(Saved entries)
● ● ● ● ●

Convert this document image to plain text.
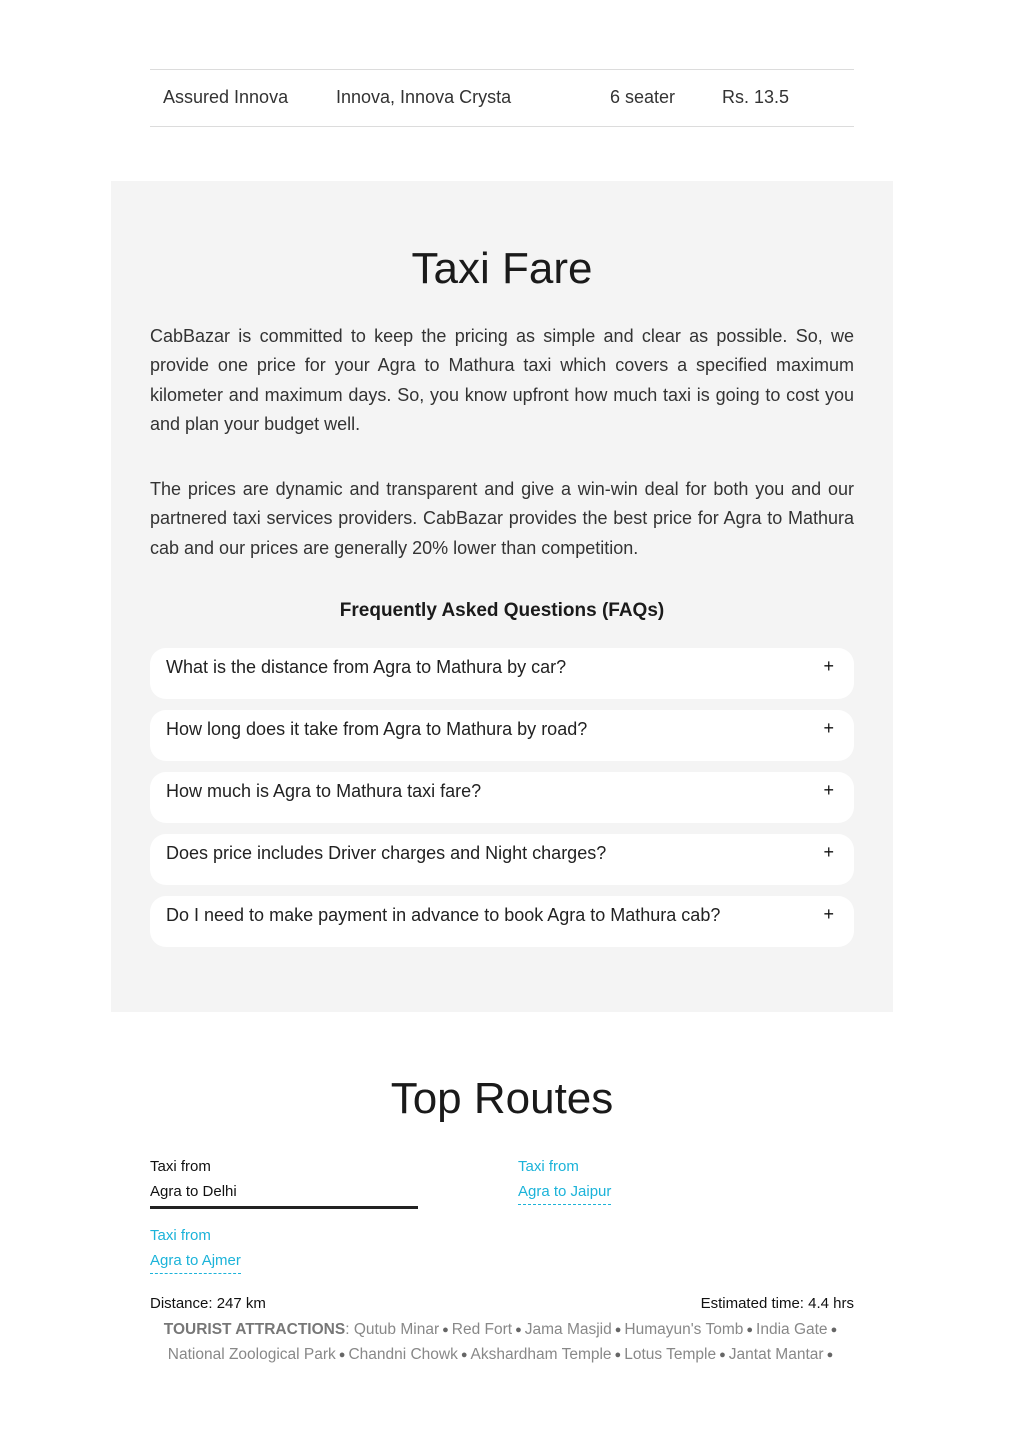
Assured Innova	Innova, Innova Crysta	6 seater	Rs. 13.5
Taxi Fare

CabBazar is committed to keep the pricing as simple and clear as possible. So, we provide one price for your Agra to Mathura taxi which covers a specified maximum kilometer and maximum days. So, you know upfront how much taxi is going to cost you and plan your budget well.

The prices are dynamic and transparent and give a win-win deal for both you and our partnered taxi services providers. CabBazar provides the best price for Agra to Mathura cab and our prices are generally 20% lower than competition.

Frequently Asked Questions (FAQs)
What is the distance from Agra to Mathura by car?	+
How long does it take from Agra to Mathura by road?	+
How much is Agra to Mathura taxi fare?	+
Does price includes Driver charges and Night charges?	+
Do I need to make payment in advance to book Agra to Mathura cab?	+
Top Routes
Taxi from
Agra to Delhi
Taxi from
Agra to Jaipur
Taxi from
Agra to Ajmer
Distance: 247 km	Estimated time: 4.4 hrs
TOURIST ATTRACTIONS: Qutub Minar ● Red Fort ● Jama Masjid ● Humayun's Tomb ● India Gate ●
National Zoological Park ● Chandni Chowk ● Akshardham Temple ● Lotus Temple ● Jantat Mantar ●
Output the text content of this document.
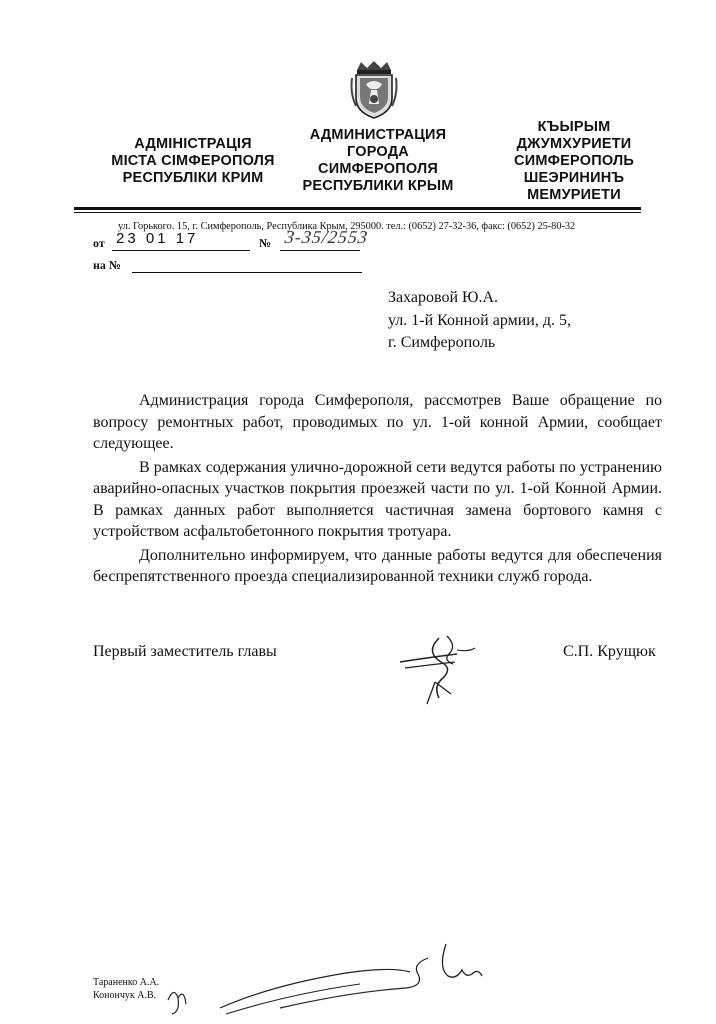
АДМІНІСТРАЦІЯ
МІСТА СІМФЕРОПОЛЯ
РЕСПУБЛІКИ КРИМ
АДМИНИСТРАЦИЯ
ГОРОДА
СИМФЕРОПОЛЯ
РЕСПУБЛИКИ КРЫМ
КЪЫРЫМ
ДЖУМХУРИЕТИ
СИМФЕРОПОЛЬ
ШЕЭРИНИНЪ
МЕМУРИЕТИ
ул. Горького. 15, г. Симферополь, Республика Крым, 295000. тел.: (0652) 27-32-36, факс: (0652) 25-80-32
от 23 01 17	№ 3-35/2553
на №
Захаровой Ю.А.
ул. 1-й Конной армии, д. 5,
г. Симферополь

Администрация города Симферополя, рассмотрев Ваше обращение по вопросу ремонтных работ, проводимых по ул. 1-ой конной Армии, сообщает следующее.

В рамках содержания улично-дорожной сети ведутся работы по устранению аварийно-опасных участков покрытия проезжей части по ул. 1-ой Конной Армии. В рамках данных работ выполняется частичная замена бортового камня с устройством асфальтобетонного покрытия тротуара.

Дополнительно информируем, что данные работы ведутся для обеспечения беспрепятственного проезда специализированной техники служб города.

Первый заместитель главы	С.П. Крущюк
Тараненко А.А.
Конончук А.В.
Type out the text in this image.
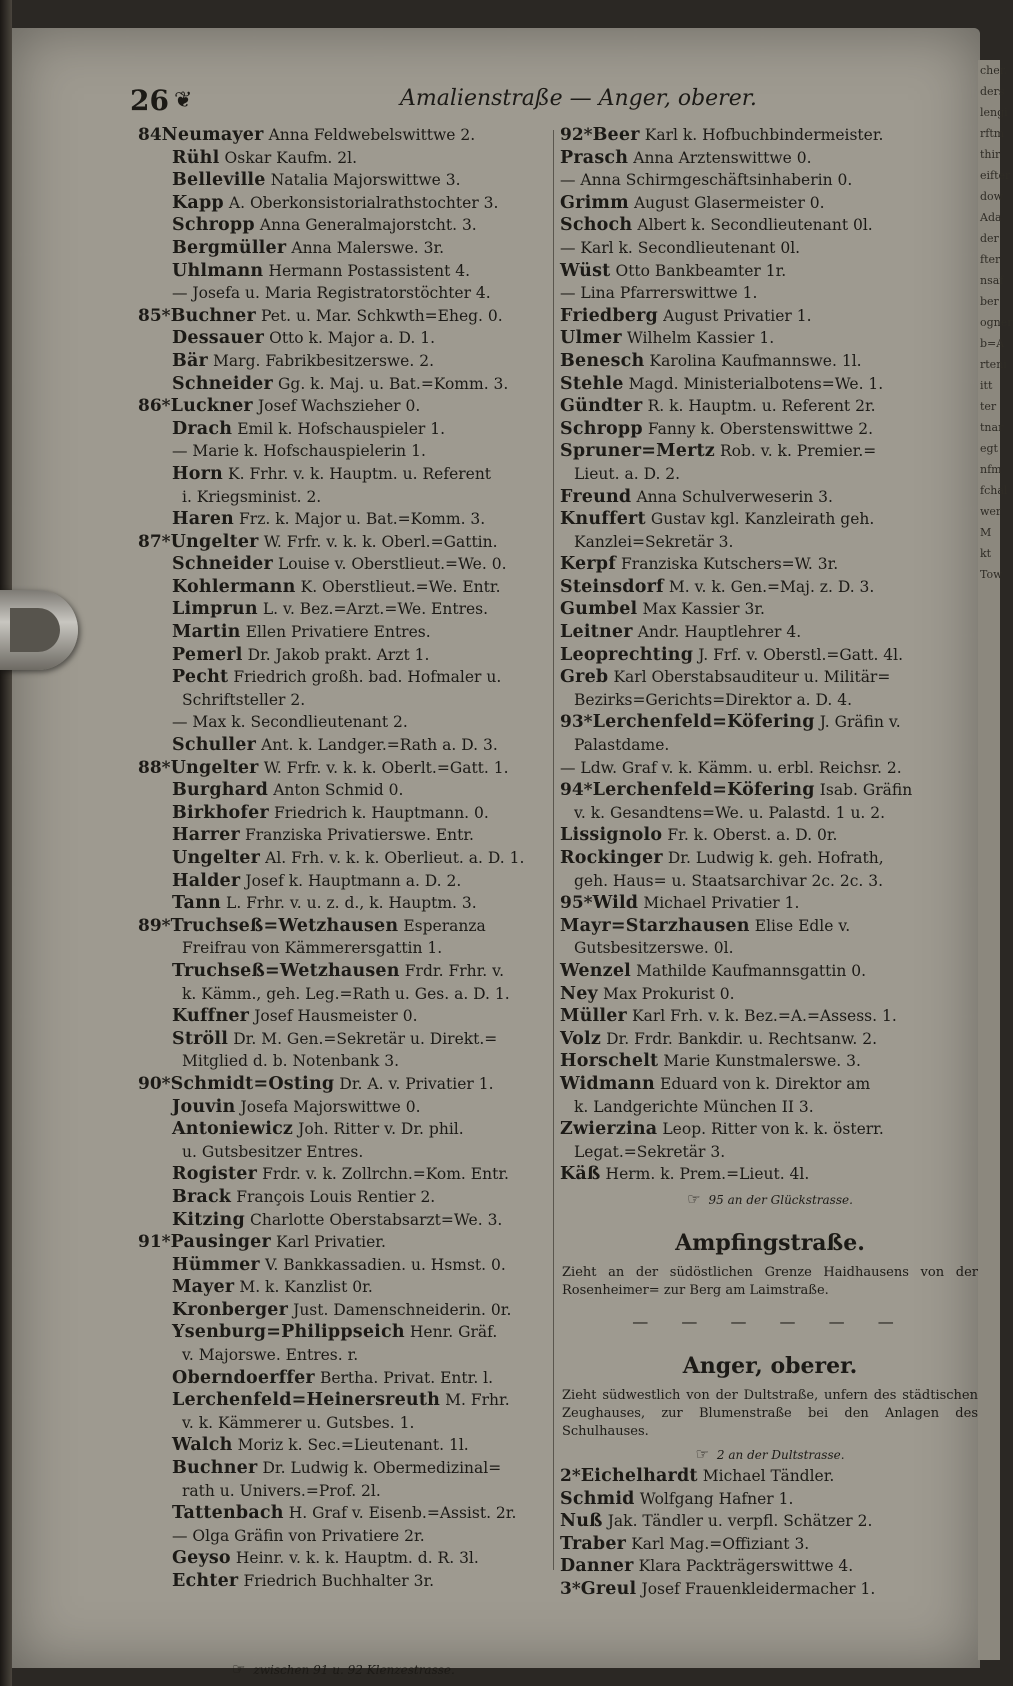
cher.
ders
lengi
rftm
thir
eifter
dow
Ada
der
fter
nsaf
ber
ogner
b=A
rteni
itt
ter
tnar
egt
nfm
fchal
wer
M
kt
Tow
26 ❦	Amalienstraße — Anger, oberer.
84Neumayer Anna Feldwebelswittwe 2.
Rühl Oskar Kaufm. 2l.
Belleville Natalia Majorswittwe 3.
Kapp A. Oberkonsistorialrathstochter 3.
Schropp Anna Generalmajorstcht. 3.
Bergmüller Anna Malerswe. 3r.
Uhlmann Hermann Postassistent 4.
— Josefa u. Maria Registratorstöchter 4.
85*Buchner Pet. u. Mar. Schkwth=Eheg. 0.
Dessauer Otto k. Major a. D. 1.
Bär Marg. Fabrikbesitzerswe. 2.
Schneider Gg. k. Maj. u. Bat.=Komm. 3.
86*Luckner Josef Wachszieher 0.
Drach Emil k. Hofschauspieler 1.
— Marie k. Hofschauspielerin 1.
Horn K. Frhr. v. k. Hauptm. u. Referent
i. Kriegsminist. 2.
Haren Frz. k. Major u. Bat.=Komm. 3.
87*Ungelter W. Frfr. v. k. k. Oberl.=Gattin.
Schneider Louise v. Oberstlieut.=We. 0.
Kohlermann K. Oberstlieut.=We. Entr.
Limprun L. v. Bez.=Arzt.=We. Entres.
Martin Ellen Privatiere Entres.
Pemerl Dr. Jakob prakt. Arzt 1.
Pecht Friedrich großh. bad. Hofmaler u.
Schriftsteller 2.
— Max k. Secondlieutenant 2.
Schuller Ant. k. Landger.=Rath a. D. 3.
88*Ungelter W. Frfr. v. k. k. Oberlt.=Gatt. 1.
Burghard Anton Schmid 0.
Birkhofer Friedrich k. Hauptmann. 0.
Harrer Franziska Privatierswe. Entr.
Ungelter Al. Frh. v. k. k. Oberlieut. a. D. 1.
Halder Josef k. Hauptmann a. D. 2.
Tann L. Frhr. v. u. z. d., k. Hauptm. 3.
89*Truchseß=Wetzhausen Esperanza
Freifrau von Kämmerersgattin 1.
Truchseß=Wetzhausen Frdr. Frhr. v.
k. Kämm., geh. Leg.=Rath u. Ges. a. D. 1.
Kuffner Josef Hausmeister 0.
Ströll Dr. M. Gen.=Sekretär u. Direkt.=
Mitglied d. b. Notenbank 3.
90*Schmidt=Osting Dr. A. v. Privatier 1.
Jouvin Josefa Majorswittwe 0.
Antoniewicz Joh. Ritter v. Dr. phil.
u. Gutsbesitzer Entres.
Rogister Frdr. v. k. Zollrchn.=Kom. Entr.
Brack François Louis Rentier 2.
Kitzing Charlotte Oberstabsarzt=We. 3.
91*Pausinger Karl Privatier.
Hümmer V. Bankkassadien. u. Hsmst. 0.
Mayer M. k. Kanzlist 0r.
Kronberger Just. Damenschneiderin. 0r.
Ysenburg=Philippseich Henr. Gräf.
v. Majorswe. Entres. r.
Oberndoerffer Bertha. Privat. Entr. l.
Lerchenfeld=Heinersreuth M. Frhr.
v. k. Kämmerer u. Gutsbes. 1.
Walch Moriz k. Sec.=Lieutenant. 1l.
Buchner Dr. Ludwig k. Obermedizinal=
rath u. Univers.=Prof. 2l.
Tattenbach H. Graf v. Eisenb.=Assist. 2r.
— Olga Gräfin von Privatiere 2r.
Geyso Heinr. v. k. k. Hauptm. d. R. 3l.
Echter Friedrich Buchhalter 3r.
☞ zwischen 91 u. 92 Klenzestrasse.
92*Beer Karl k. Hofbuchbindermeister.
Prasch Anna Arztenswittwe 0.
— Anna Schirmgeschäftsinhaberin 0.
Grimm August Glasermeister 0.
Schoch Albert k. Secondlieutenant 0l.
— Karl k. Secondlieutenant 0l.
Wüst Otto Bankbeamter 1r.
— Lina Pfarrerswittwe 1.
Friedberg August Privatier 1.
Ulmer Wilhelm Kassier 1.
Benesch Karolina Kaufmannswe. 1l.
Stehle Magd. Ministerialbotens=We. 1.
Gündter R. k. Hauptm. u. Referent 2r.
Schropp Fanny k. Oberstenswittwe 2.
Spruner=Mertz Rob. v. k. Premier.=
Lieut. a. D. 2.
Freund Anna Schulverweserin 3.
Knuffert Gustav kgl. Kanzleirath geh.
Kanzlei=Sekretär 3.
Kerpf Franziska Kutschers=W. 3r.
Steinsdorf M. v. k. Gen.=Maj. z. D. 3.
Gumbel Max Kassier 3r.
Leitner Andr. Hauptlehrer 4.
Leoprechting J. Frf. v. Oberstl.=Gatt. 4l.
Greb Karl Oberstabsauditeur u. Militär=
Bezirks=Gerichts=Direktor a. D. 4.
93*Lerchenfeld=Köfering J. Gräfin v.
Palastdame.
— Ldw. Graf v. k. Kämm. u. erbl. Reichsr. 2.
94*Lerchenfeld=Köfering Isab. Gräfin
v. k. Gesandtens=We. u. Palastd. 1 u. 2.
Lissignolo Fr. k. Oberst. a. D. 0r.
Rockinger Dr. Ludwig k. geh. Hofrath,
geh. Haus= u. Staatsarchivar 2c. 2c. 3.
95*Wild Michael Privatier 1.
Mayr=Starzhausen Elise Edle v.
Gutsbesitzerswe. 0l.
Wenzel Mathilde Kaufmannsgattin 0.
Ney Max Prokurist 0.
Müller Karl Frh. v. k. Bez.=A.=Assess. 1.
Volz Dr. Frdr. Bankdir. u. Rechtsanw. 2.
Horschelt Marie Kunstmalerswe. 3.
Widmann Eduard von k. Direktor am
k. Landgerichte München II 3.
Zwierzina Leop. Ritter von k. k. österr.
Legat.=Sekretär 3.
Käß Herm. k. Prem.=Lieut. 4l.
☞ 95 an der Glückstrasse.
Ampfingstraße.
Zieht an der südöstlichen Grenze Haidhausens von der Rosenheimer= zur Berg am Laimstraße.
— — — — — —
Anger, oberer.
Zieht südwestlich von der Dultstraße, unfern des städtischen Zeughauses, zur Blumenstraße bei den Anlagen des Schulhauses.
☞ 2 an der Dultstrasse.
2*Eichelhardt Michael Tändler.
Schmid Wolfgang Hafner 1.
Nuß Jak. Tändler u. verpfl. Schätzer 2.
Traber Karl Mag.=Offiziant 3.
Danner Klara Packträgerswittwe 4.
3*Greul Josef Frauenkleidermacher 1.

● ● ● ● ●

Task description —
Above are the records. Identify each line that contains the word "Tändler".

Task response —
2*Eichelhardt Michael Tändler.
Nuß Jak. Tändler u. verpfl. Schätzer 2.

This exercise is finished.